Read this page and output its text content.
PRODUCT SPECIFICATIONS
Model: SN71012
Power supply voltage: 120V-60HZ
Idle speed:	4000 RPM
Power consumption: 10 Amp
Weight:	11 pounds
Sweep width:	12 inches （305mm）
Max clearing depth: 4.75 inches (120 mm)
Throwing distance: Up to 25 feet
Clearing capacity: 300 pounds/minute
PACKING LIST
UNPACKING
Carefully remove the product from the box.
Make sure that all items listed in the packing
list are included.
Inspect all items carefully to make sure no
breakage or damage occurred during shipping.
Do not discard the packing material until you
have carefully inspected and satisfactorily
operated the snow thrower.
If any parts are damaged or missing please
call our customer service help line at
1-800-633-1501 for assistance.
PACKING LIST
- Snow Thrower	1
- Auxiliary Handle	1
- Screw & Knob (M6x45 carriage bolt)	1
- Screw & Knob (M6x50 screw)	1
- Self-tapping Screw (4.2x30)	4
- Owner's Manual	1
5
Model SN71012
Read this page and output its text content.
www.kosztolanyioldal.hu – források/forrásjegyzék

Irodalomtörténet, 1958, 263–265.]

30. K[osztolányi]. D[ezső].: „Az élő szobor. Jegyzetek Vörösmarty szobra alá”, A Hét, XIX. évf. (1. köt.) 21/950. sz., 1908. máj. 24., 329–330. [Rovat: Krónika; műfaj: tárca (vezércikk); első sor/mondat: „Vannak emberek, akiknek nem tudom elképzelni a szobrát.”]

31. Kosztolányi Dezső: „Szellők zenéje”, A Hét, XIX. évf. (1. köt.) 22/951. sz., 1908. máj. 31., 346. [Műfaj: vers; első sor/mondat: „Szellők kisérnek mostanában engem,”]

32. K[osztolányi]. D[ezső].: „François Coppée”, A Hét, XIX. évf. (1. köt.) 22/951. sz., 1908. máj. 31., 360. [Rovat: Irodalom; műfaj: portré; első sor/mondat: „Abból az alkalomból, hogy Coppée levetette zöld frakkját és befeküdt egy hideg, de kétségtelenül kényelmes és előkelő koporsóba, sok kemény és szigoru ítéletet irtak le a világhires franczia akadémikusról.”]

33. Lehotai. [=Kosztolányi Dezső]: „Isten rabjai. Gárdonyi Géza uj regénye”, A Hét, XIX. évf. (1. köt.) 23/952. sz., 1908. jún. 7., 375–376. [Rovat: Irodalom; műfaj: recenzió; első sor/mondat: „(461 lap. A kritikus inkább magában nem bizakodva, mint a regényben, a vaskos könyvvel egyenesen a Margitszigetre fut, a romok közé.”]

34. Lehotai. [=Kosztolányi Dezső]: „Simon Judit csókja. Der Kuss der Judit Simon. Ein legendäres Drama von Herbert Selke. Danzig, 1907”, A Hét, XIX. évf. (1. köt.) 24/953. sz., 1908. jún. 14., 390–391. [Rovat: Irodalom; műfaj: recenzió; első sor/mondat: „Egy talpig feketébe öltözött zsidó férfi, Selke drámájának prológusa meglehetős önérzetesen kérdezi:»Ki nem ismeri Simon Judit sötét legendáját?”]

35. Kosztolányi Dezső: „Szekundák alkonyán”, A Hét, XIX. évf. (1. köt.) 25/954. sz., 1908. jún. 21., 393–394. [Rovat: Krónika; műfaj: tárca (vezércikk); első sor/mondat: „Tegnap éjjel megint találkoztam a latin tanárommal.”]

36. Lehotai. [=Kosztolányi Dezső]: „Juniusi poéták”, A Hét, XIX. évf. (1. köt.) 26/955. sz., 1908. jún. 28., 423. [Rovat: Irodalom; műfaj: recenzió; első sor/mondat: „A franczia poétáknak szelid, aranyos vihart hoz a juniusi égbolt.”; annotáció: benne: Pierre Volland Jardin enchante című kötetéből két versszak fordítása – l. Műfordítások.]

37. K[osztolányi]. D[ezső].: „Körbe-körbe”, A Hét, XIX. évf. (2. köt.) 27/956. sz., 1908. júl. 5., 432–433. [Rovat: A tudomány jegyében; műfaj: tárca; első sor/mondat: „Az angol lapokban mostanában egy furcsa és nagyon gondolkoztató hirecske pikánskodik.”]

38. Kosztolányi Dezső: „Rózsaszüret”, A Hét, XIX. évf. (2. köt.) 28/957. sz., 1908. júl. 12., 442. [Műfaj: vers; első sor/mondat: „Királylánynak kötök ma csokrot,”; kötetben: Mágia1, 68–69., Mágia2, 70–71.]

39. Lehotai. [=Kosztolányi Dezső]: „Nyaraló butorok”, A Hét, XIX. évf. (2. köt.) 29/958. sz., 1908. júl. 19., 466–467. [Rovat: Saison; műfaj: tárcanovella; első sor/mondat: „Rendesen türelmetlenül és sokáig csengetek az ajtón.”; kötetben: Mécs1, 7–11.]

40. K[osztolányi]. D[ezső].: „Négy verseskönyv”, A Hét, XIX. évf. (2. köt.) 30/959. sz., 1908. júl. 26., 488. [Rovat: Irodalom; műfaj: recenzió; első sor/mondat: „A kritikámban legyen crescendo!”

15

__Instructions for the task__
Within the records, how many lines include "inches"? The answer is the number and nothing else.

__Solution to the problem__
2